▸ Exercise goal
The records below must be duplicated exactly, character for character.

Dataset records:
----------------
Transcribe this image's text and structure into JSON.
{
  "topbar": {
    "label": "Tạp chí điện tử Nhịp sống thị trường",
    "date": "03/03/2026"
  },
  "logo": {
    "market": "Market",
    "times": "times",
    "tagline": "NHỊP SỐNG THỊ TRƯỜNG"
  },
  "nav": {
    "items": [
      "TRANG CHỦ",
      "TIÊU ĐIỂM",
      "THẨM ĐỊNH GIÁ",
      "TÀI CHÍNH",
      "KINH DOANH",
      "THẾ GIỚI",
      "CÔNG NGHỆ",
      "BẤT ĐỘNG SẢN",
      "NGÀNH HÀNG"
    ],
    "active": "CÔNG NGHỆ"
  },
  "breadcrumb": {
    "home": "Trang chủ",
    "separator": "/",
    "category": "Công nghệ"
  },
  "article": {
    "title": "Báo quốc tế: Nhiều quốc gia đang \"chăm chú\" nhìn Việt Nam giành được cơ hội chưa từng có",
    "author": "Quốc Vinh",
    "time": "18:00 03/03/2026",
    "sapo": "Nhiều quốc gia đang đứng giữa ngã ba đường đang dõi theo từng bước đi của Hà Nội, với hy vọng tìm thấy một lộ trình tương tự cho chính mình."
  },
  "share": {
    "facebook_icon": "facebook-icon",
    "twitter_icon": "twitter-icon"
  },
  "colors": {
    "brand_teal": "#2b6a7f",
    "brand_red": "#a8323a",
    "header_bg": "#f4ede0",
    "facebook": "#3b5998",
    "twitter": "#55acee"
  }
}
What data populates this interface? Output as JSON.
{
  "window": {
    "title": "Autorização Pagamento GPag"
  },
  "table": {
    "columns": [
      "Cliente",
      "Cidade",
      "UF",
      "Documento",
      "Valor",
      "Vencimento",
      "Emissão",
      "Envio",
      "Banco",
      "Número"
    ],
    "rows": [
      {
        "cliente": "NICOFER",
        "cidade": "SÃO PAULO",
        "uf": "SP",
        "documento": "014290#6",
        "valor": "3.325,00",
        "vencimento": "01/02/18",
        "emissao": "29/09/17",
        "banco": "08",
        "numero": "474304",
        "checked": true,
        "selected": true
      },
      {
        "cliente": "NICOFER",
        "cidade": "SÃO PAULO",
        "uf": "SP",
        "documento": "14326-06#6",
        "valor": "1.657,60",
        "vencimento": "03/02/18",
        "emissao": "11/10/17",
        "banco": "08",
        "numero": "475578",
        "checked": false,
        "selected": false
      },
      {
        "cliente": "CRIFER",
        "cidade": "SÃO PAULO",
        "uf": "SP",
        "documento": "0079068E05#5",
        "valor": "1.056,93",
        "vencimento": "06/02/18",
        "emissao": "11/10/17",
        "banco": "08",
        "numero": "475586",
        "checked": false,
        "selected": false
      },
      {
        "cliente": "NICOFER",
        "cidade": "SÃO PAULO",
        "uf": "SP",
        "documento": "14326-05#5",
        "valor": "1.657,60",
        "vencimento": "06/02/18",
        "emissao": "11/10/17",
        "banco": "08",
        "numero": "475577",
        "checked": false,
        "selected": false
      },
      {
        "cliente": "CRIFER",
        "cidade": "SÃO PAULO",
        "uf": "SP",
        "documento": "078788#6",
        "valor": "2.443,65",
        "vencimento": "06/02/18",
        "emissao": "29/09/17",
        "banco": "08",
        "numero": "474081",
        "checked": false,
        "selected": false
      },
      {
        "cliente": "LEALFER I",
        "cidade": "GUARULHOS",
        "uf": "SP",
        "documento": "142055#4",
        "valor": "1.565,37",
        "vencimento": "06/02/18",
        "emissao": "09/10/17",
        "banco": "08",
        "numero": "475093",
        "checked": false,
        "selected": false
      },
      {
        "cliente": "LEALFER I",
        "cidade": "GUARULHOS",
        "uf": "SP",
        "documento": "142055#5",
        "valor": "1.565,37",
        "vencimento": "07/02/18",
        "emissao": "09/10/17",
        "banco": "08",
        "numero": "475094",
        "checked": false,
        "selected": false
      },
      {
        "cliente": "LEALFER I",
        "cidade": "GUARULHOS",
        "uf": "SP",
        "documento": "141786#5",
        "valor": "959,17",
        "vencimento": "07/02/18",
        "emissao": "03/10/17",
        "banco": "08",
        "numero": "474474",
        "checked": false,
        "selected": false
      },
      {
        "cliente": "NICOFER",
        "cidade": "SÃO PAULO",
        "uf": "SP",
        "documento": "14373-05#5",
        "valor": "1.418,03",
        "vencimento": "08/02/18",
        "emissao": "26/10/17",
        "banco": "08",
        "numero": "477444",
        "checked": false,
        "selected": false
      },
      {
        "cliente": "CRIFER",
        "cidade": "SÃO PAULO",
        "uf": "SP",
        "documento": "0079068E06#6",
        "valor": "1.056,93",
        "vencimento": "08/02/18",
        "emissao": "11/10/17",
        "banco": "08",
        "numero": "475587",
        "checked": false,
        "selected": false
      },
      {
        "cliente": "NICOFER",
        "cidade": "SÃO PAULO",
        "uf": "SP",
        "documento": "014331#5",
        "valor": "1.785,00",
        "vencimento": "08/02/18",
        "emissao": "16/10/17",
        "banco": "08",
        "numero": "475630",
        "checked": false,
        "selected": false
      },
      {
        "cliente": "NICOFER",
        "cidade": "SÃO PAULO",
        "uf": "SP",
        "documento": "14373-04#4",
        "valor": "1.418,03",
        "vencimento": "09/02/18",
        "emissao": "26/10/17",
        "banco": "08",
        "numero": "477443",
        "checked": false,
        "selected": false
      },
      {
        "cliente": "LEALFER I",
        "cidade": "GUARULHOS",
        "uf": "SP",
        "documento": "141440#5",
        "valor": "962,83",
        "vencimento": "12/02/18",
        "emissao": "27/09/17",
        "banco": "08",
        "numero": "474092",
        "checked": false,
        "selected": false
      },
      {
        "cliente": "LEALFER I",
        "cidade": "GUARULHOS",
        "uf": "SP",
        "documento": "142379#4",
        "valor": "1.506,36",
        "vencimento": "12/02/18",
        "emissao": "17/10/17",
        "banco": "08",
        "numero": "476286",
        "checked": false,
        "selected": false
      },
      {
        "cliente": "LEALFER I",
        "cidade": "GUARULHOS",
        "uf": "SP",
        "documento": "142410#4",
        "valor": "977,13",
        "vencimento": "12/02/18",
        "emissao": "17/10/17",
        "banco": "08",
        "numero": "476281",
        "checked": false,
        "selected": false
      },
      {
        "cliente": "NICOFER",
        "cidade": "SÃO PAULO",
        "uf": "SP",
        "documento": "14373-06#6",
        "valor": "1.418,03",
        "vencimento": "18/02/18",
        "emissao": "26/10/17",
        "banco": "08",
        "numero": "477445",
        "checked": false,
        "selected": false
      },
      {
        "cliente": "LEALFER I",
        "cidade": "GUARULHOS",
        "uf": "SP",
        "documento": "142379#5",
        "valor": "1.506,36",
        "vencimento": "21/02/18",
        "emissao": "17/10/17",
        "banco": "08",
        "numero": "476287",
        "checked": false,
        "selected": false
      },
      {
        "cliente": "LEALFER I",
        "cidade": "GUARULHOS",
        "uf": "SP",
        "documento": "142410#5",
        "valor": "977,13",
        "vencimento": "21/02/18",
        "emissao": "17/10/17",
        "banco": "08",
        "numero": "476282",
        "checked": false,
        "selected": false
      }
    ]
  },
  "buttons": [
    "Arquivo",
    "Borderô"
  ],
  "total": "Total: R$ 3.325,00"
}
----------------
▸ Finished task
Transcribe this image's text and structure into JSON.
{
  "topbar": {
    "label": "Tạp chí điện tử Nhịp sống thị trường",
    "date": "03/03/2026"
  },
  "logo": {
    "market": "Market",
    "times": "times",
    "tagline": "NHỊP SỐNG THỊ TRƯỜNG"
  },
  "nav": {
    "items": [
      "TRANG CHỦ",
      "TIÊU ĐIỂM",
      "THẨM ĐỊNH GIÁ",
      "TÀI CHÍNH",
      "KINH DOANH",
      "THẾ GIỚI",
      "CÔNG NGHỆ",
      "BẤT ĐỘNG SẢN",
      "NGÀNH HÀNG"
    ],
    "active": "CÔNG NGHỆ"
  },
  "breadcrumb": {
    "home": "Trang chủ",
    "separator": "/",
    "category": "Công nghệ"
  },
  "article": {
    "title": "Báo quốc tế: Nhiều quốc gia đang \"chăm chú\" nhìn Việt Nam giành được cơ hội chưa từng có",
    "author": "Quốc Vinh",
    "time": "18:00 03/03/2026",
    "sapo": "Nhiều quốc gia đang đứng giữa ngã ba đường đang dõi theo từng bước đi của Hà Nội, với hy vọng tìm thấy một lộ trình tương tự cho chính mình."
  },
  "share": {
    "facebook_icon": "facebook-icon",
    "twitter_icon": "twitter-icon"
  },
  "colors": {
    "brand_teal": "#2b6a7f",
    "brand_red": "#a8323a",
    "header_bg": "#f4ede0",
    "facebook": "#3b5998",
    "twitter": "#55acee"
  }
}
What data populates this interface? Output as JSON.
{
  "window": {
    "title": "Autorização Pagamento GPag"
  },
  "table": {
    "columns": [
      "Cliente",
      "Cidade",
      "UF",
      "Documento",
      "Valor",
      "Vencimento",
      "Emissão",
      "Envio",
      "Banco",
      "Número"
    ],
    "rows": [
      {
        "cliente": "NICOFER",
        "cidade": "SÃO PAULO",
        "uf": "SP",
        "documento": "014290#6",
        "valor": "3.325,00",
        "vencimento": "01/02/18",
        "emissao": "29/09/17",
        "banco": "08",
        "numero": "474304",
        "checked": true,
        "selected": true
      },
      {
        "cliente": "NICOFER",
        "cidade": "SÃO PAULO",
        "uf": "SP",
        "documento": "14326-06#6",
        "valor": "1.657,60",
        "vencimento": "03/02/18",
        "emissao": "11/10/17",
        "banco": "08",
        "numero": "475578",
        "checked": false,
        "selected": false
      },
      {
        "cliente": "CRIFER",
        "cidade": "SÃO PAULO",
        "uf": "SP",
        "documento": "0079068E05#5",
        "valor": "1.056,93",
        "vencimento": "06/02/18",
        "emissao": "11/10/17",
        "banco": "08",
        "numero": "475586",
        "checked": false,
        "selected": false
      },
      {
        "cliente": "NICOFER",
        "cidade": "SÃO PAULO",
        "uf": "SP",
        "documento": "14326-05#5",
        "valor": "1.657,60",
        "vencimento": "06/02/18",
        "emissao": "11/10/17",
        "banco": "08",
        "numero": "475577",
        "checked": false,
        "selected": false
      },
      {
        "cliente": "CRIFER",
        "cidade": "SÃO PAULO",
        "uf": "SP",
        "documento": "078788#6",
        "valor": "2.443,65",
        "vencimento": "06/02/18",
        "emissao": "29/09/17",
        "banco": "08",
        "numero": "474081",
        "checked": false,
        "selected": false
      },
      {
        "cliente": "LEALFER I",
        "cidade": "GUARULHOS",
        "uf": "SP",
        "documento": "142055#4",
        "valor": "1.565,37",
        "vencimento": "06/02/18",
        "emissao": "09/10/17",
        "banco": "08",
        "numero": "475093",
        "checked": false,
        "selected": false
      },
      {
        "cliente": "LEALFER I",
        "cidade": "GUARULHOS",
        "uf": "SP",
        "documento": "142055#5",
        "valor": "1.565,37",
        "vencimento": "07/02/18",
        "emissao": "09/10/17",
        "banco": "08",
        "numero": "475094",
        "checked": false,
        "selected": false
      },
      {
        "cliente": "LEALFER I",
        "cidade": "GUARULHOS",
        "uf": "SP",
        "documento": "141786#5",
        "valor": "959,17",
        "vencimento": "07/02/18",
        "emissao": "03/10/17",
        "banco": "08",
        "numero": "474474",
        "checked": false,
        "selected": false
      },
      {
        "cliente": "NICOFER",
        "cidade": "SÃO PAULO",
        "uf": "SP",
        "documento": "14373-05#5",
        "valor": "1.418,03",
        "vencimento": "08/02/18",
        "emissao": "26/10/17",
        "banco": "08",
        "numero": "477444",
        "checked": false,
        "selected": false
      },
      {
        "cliente": "CRIFER",
        "cidade": "SÃO PAULO",
        "uf": "SP",
        "documento": "0079068E06#6",
        "valor": "1.056,93",
        "vencimento": "08/02/18",
        "emissao": "11/10/17",
        "banco": "08",
        "numero": "475587",
        "checked": false,
        "selected": false
      },
      {
        "cliente": "NICOFER",
        "cidade": "SÃO PAULO",
        "uf": "SP",
        "documento": "014331#5",
        "valor": "1.785,00",
        "vencimento": "08/02/18",
        "emissao": "16/10/17",
        "banco": "08",
        "numero": "475630",
        "checked": false,
        "selected": false
      },
      {
        "cliente": "NICOFER",
        "cidade": "SÃO PAULO",
        "uf": "SP",
        "documento": "14373-04#4",
        "valor": "1.418,03",
        "vencimento": "09/02/18",
        "emissao": "26/10/17",
        "banco": "08",
        "numero": "477443",
        "checked": false,
        "selected": false
      },
      {
        "cliente": "LEALFER I",
        "cidade": "GUARULHOS",
        "uf": "SP",
        "documento": "141440#5",
        "valor": "962,83",
        "vencimento": "12/02/18",
        "emissao": "27/09/17",
        "banco": "08",
        "numero": "474092",
        "checked": false,
        "selected": false
      },
      {
        "cliente": "LEALFER I",
        "cidade": "GUARULHOS",
        "uf": "SP",
        "documento": "142379#4",
        "valor": "1.506,36",
        "vencimento": "12/02/18",
        "emissao": "17/10/17",
        "banco": "08",
        "numero": "476286",
        "checked": false,
        "selected": false
      },
      {
        "cliente": "LEALFER I",
        "cidade": "GUARULHOS",
        "uf": "SP",
        "documento": "142410#4",
        "valor": "977,13",
        "vencimento": "12/02/18",
        "emissao": "17/10/17",
        "banco": "08",
        "numero": "476281",
        "checked": false,
        "selected": false
      },
      {
        "cliente": "NICOFER",
        "cidade": "SÃO PAULO",
        "uf": "SP",
        "documento": "14373-06#6",
        "valor": "1.418,03",
        "vencimento": "18/02/18",
        "emissao": "26/10/17",
        "banco": "08",
        "numero": "477445",
        "checked": false,
        "selected": false
      },
      {
        "cliente": "LEALFER I",
        "cidade": "GUARULHOS",
        "uf": "SP",
        "documento": "142379#5",
        "valor": "1.506,36",
        "vencimento": "21/02/18",
        "emissao": "17/10/17",
        "banco": "08",
        "numero": "476287",
        "checked": false,
        "selected": false
      },
      {
        "cliente": "LEALFER I",
        "cidade": "GUARULHOS",
        "uf": "SP",
        "documento": "142410#5",
        "valor": "977,13",
        "vencimento": "21/02/18",
        "emissao": "17/10/17",
        "banco": "08",
        "numero": "476282",
        "checked": false,
        "selected": false
      }
    ]
  },
  "buttons": [
    "Arquivo",
    "Borderô"
  ],
  "total": "Total: R$ 3.325,00"
}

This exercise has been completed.